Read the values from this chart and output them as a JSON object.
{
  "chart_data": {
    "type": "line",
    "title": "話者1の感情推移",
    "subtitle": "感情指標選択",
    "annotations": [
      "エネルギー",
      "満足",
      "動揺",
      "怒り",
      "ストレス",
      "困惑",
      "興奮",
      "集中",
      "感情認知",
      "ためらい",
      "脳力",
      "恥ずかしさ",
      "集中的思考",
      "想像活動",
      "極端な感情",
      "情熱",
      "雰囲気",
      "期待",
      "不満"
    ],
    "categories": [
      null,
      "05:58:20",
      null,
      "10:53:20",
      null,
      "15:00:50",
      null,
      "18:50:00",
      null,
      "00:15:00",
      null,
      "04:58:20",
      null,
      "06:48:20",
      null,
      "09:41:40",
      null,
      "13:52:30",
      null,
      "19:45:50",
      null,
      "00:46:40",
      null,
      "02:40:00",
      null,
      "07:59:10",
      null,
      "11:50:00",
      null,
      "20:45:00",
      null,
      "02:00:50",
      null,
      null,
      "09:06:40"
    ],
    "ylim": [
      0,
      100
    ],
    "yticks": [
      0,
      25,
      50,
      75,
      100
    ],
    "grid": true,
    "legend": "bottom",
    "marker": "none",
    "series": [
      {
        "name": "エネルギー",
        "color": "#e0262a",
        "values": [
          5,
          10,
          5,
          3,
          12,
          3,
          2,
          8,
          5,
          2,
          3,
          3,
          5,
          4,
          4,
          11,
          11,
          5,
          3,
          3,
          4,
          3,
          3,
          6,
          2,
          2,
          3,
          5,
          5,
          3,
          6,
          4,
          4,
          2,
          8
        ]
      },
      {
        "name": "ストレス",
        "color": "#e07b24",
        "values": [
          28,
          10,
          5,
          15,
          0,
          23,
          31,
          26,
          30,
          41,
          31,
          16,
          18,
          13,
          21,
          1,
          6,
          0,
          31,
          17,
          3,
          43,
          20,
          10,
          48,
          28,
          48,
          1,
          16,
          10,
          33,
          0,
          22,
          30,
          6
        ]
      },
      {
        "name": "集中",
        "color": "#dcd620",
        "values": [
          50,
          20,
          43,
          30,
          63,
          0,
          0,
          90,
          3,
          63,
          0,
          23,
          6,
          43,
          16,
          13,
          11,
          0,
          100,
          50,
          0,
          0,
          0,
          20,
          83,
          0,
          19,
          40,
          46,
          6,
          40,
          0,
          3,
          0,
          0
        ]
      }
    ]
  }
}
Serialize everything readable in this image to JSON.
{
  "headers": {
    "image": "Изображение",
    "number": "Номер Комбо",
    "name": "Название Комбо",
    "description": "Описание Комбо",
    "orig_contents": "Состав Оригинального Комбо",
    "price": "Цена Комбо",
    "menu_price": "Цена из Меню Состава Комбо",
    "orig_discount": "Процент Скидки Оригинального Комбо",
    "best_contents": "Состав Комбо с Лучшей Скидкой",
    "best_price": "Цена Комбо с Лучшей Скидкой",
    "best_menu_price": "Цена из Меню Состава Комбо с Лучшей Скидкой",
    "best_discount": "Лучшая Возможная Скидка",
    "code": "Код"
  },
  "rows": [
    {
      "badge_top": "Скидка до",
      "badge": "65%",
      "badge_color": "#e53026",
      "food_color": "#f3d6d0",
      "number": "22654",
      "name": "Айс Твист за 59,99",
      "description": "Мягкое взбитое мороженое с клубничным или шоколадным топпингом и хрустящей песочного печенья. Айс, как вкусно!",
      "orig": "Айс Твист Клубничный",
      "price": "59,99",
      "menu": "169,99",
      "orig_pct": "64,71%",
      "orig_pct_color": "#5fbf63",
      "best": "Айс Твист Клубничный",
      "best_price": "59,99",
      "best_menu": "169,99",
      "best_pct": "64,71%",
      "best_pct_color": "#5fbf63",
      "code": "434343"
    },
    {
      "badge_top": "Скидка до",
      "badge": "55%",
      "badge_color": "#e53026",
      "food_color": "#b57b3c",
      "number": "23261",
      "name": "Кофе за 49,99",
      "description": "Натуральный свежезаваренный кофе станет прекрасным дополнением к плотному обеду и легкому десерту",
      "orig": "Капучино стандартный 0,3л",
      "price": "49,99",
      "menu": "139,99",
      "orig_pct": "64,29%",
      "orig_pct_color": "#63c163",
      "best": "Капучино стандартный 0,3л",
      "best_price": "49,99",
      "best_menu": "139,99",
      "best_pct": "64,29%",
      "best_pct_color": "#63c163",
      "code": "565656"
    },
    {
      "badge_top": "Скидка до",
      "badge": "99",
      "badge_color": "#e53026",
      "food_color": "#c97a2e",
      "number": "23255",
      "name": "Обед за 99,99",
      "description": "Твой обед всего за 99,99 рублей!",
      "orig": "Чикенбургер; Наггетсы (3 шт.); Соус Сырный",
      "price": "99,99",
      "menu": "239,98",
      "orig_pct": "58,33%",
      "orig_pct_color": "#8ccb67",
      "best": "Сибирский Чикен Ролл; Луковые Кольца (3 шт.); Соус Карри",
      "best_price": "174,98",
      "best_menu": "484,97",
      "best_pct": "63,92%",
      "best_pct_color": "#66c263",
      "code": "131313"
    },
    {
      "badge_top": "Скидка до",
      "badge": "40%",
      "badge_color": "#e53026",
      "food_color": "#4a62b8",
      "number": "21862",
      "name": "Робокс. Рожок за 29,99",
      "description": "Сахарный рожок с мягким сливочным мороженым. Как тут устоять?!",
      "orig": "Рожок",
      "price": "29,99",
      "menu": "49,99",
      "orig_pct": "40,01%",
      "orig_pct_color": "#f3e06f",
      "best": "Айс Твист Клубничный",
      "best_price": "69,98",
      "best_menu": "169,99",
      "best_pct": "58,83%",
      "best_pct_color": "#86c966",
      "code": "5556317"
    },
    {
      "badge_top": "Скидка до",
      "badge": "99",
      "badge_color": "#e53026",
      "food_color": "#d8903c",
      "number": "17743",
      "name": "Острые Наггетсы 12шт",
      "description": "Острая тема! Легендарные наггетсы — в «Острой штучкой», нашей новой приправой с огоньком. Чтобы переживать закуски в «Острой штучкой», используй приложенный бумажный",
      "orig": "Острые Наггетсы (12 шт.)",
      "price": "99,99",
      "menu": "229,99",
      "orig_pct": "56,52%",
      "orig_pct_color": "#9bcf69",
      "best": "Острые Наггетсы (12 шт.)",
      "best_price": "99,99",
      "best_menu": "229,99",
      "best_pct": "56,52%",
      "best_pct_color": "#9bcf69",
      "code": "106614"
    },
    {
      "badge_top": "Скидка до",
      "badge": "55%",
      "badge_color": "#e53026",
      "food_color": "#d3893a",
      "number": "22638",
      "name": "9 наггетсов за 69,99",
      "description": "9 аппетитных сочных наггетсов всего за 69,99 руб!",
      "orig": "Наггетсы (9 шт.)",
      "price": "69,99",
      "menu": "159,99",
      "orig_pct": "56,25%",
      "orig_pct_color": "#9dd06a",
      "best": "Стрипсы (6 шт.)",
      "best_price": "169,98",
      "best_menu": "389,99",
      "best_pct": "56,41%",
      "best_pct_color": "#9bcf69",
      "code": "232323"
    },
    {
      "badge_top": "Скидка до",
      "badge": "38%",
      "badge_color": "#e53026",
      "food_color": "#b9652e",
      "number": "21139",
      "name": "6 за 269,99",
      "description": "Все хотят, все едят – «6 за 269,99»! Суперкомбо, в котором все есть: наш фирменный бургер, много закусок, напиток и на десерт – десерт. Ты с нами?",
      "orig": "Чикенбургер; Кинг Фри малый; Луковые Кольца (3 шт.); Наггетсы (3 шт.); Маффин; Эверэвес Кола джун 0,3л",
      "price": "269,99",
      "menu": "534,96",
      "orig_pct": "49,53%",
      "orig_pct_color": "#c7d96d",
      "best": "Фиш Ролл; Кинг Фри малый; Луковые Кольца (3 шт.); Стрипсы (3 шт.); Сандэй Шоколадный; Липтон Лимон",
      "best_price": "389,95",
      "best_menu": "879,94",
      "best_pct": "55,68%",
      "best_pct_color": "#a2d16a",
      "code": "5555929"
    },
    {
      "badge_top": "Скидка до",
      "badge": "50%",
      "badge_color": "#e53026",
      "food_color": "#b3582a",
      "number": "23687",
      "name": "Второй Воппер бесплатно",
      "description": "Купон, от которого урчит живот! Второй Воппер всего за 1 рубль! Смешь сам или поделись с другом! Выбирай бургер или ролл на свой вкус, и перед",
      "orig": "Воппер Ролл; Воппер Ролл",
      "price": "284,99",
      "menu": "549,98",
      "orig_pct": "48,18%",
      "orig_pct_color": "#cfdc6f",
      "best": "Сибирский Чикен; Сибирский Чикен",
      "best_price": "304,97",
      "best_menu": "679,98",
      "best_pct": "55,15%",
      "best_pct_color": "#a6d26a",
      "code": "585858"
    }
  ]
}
* * *
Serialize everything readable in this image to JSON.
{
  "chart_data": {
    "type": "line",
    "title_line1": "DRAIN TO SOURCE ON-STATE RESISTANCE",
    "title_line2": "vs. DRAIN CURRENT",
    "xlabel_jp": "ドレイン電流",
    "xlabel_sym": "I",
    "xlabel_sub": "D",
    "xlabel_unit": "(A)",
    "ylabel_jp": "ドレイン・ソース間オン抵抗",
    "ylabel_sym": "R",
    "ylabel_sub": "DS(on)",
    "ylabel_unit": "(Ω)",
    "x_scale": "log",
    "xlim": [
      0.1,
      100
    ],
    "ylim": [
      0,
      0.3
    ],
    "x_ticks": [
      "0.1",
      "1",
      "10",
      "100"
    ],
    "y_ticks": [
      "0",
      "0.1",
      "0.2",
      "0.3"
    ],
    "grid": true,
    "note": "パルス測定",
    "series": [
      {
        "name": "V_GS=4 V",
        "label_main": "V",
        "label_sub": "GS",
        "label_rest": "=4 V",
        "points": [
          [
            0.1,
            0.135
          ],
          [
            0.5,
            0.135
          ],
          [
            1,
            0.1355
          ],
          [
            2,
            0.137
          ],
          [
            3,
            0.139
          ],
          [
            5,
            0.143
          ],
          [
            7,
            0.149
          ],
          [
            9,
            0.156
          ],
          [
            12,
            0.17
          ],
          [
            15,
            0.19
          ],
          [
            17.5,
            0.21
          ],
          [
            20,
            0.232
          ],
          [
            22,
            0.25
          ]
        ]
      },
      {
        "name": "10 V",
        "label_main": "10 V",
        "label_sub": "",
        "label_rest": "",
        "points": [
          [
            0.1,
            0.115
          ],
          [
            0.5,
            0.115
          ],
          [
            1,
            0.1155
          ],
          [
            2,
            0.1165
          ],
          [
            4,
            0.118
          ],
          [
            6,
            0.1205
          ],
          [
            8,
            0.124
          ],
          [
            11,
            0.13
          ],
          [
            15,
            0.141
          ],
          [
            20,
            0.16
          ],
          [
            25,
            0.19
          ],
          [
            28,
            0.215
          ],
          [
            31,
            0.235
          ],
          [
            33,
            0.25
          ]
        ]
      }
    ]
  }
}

= Objective =
Copy out each line of the records where the string "Второй" appears.

= Problem solution =
      "name": "Второй Воппер бесплатно",
      "description": "Купон, от которого урчит живот! Второй Воппер всего за 1 рубль! Смешь сам или поделись с другом! Выбирай бургер или ролл на свой вкус, и перед",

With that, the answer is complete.